▶ _THE REQUEST_: Write the records below out again exactly as given, with no images.

Dataset records on visual material:

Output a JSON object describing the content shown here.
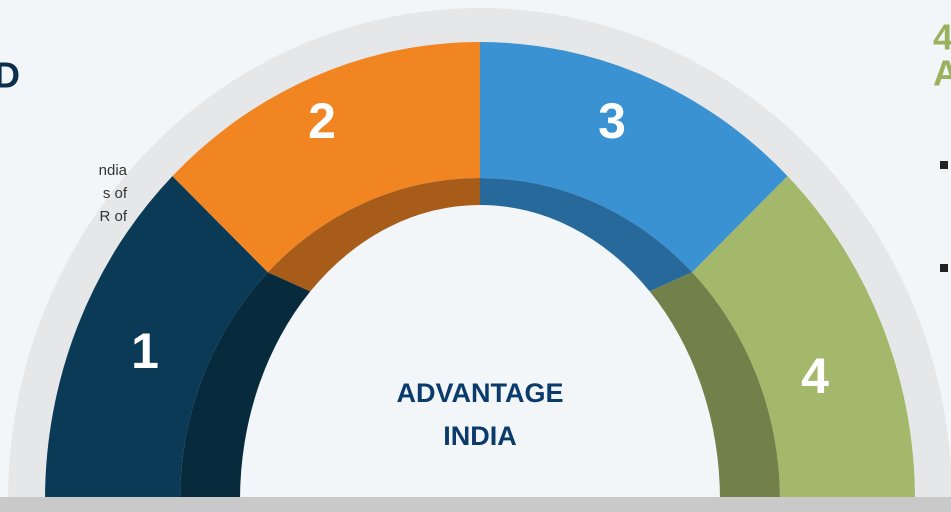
{
  "left_panel": {
    "heading": "D",
    "lines": [
      "ndia",
      "s of",
      "R of"
    ]
  },
  "right_panel": {
    "heading_lines": [
      "4",
      "A"
    ]
  },
  "dial": {
    "segments": [
      {
        "label": "1"
      },
      {
        "label": "2"
      },
      {
        "label": "3"
      },
      {
        "label": "4"
      }
    ],
    "center_lines": [
      "ADVANTAGE",
      "INDIA"
    ]
  }
}
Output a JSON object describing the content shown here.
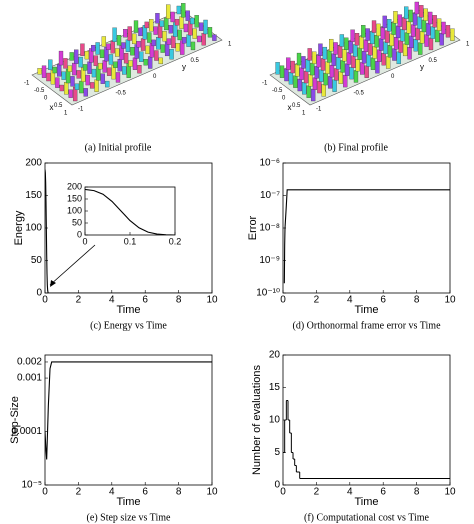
{
  "panels": [
    {
      "caption": "(a)  Initial profile",
      "x_label": "x",
      "y_label": "y",
      "x_ticks": [
        "-1",
        "-0.5",
        "0",
        "0.5",
        "1"
      ],
      "y_ticks": [
        "-1",
        "-0.5",
        "0",
        "0.5",
        "1"
      ]
    },
    {
      "caption": "(b)  Final profile",
      "x_label": "x",
      "y_label": "y",
      "x_ticks": [
        "-1",
        "-0.5",
        "0",
        "0.5",
        "1"
      ],
      "y_ticks": [
        "-1",
        "-0.5",
        "0",
        "0.5",
        "1"
      ]
    }
  ],
  "chart_data": [
    {
      "type": "line",
      "caption": "(c)  Energy vs Time",
      "xlabel": "Time",
      "ylabel": "Energy",
      "color": "#000000",
      "x": [
        0,
        0.02,
        0.04,
        0.06,
        0.08,
        0.1,
        0.12,
        0.14,
        0.16,
        0.18,
        0.2,
        10
      ],
      "values": [
        190,
        185,
        170,
        140,
        100,
        60,
        30,
        12,
        4,
        1,
        0,
        0
      ],
      "xlim": [
        0,
        10
      ],
      "xticks": [
        0,
        2,
        4,
        6,
        8,
        10
      ],
      "ylim": [
        0,
        200
      ],
      "yticks": [
        0,
        50,
        100,
        150,
        200
      ],
      "inset": {
        "xlim": [
          0,
          0.2
        ],
        "xticks": [
          0,
          0.1,
          0.2
        ],
        "ylim": [
          0,
          200
        ],
        "yticks": [
          0,
          50,
          100,
          150,
          200
        ]
      }
    },
    {
      "type": "line",
      "caption": "(d)  Orthonormal frame error vs Time",
      "xlabel": "Time",
      "ylabel": "Error",
      "color": "#000000",
      "log_y": true,
      "x": [
        0.08,
        0.1,
        0.12,
        0.2,
        0.25,
        10
      ],
      "values": [
        2e-10,
        3e-09,
        1e-08,
        5e-08,
        1.5e-07,
        1.5e-07
      ],
      "xlim": [
        0,
        10
      ],
      "xticks": [
        0,
        2,
        4,
        6,
        8,
        10
      ],
      "ylim": [
        1e-10,
        1e-06
      ],
      "yticks": [
        {
          "value": 1e-10,
          "label": "10⁻¹⁰"
        },
        {
          "value": 1e-09,
          "label": "10⁻⁹"
        },
        {
          "value": 1e-08,
          "label": "10⁻⁸"
        },
        {
          "value": 1e-07,
          "label": "10⁻⁷"
        },
        {
          "value": 1e-06,
          "label": "10⁻⁶"
        }
      ]
    },
    {
      "type": "line",
      "caption": "(e)  Step size vs Time",
      "xlabel": "Time",
      "ylabel": "Step-Size",
      "color": "#000000",
      "log_y": true,
      "x": [
        0,
        0.05,
        0.1,
        0.2,
        0.3,
        0.4,
        10
      ],
      "values": [
        0.0001,
        5e-05,
        3e-05,
        0.0003,
        0.0015,
        0.002,
        0.002
      ],
      "xlim": [
        0,
        10
      ],
      "xticks": [
        0,
        2,
        4,
        6,
        8,
        10
      ],
      "ylim": [
        1e-05,
        0.0027
      ],
      "yticks": [
        {
          "value": 1e-05,
          "label": "10⁻⁵"
        },
        0.0001,
        0.001,
        0.002
      ]
    },
    {
      "type": "line",
      "step": true,
      "caption": "(f)  Computational cost vs Time",
      "xlabel": "Time",
      "ylabel": "Number of evaluations",
      "color": "#000000",
      "x": [
        0,
        0.1,
        0.2,
        0.3,
        0.4,
        0.5,
        0.6,
        0.7,
        0.8,
        1,
        10
      ],
      "values": [
        5,
        10,
        13,
        10,
        8,
        5,
        4,
        3,
        2,
        1,
        1
      ],
      "xlim": [
        0,
        10
      ],
      "xticks": [
        0,
        2,
        4,
        6,
        8,
        10
      ],
      "ylim": [
        0,
        20
      ],
      "yticks": [
        0,
        5,
        10,
        15,
        20
      ]
    }
  ]
}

▶ _TASK RESPONSE_:
Output a JSON object describing the content shown here.
{
  "left_panel": {
    "heading": "D",
    "lines": [
      "ndia",
      "s of",
      "R of"
    ]
  },
  "right_panel": {
    "heading_lines": [
      "4",
      "A"
    ]
  },
  "dial": {
    "segments": [
      {
        "label": "1"
      },
      {
        "label": "2"
      },
      {
        "label": "3"
      },
      {
        "label": "4"
      }
    ],
    "center_lines": [
      "ADVANTAGE",
      "INDIA"
    ]
  }
}
Output a JSON object describing the content shown here.
{
  "panels": [
    {
      "caption": "(a)  Initial profile",
      "x_label": "x",
      "y_label": "y",
      "x_ticks": [
        "-1",
        "-0.5",
        "0",
        "0.5",
        "1"
      ],
      "y_ticks": [
        "-1",
        "-0.5",
        "0",
        "0.5",
        "1"
      ]
    },
    {
      "caption": "(b)  Final profile",
      "x_label": "x",
      "y_label": "y",
      "x_ticks": [
        "-1",
        "-0.5",
        "0",
        "0.5",
        "1"
      ],
      "y_ticks": [
        "-1",
        "-0.5",
        "0",
        "0.5",
        "1"
      ]
    }
  ],
  "chart_data": [
    {
      "type": "line",
      "caption": "(c)  Energy vs Time",
      "xlabel": "Time",
      "ylabel": "Energy",
      "color": "#000000",
      "x": [
        0,
        0.02,
        0.04,
        0.06,
        0.08,
        0.1,
        0.12,
        0.14,
        0.16,
        0.18,
        0.2,
        10
      ],
      "values": [
        190,
        185,
        170,
        140,
        100,
        60,
        30,
        12,
        4,
        1,
        0,
        0
      ],
      "xlim": [
        0,
        10
      ],
      "xticks": [
        0,
        2,
        4,
        6,
        8,
        10
      ],
      "ylim": [
        0,
        200
      ],
      "yticks": [
        0,
        50,
        100,
        150,
        200
      ],
      "inset": {
        "xlim": [
          0,
          0.2
        ],
        "xticks": [
          0,
          0.1,
          0.2
        ],
        "ylim": [
          0,
          200
        ],
        "yticks": [
          0,
          50,
          100,
          150,
          200
        ]
      }
    },
    {
      "type": "line",
      "caption": "(d)  Orthonormal frame error vs Time",
      "xlabel": "Time",
      "ylabel": "Error",
      "color": "#000000",
      "log_y": true,
      "x": [
        0.08,
        0.1,
        0.12,
        0.2,
        0.25,
        10
      ],
      "values": [
        2e-10,
        3e-09,
        1e-08,
        5e-08,
        1.5e-07,
        1.5e-07
      ],
      "xlim": [
        0,
        10
      ],
      "xticks": [
        0,
        2,
        4,
        6,
        8,
        10
      ],
      "ylim": [
        1e-10,
        1e-06
      ],
      "yticks": [
        {
          "value": 1e-10,
          "label": "10⁻¹⁰"
        },
        {
          "value": 1e-09,
          "label": "10⁻⁹"
        },
        {
          "value": 1e-08,
          "label": "10⁻⁸"
        },
        {
          "value": 1e-07,
          "label": "10⁻⁷"
        },
        {
          "value": 1e-06,
          "label": "10⁻⁶"
        }
      ]
    },
    {
      "type": "line",
      "caption": "(e)  Step size vs Time",
      "xlabel": "Time",
      "ylabel": "Step-Size",
      "color": "#000000",
      "log_y": true,
      "x": [
        0,
        0.05,
        0.1,
        0.2,
        0.3,
        0.4,
        10
      ],
      "values": [
        0.0001,
        5e-05,
        3e-05,
        0.0003,
        0.0015,
        0.002,
        0.002
      ],
      "xlim": [
        0,
        10
      ],
      "xticks": [
        0,
        2,
        4,
        6,
        8,
        10
      ],
      "ylim": [
        1e-05,
        0.0027
      ],
      "yticks": [
        {
          "value": 1e-05,
          "label": "10⁻⁵"
        },
        0.0001,
        0.001,
        0.002
      ]
    },
    {
      "type": "line",
      "step": true,
      "caption": "(f)  Computational cost vs Time",
      "xlabel": "Time",
      "ylabel": "Number of evaluations",
      "color": "#000000",
      "x": [
        0,
        0.1,
        0.2,
        0.3,
        0.4,
        0.5,
        0.6,
        0.7,
        0.8,
        1,
        10
      ],
      "values": [
        5,
        10,
        13,
        10,
        8,
        5,
        4,
        3,
        2,
        1,
        1
      ],
      "xlim": [
        0,
        10
      ],
      "xticks": [
        0,
        2,
        4,
        6,
        8,
        10
      ],
      "ylim": [
        0,
        20
      ],
      "yticks": [
        0,
        5,
        10,
        15,
        20
      ]
    }
  ]
}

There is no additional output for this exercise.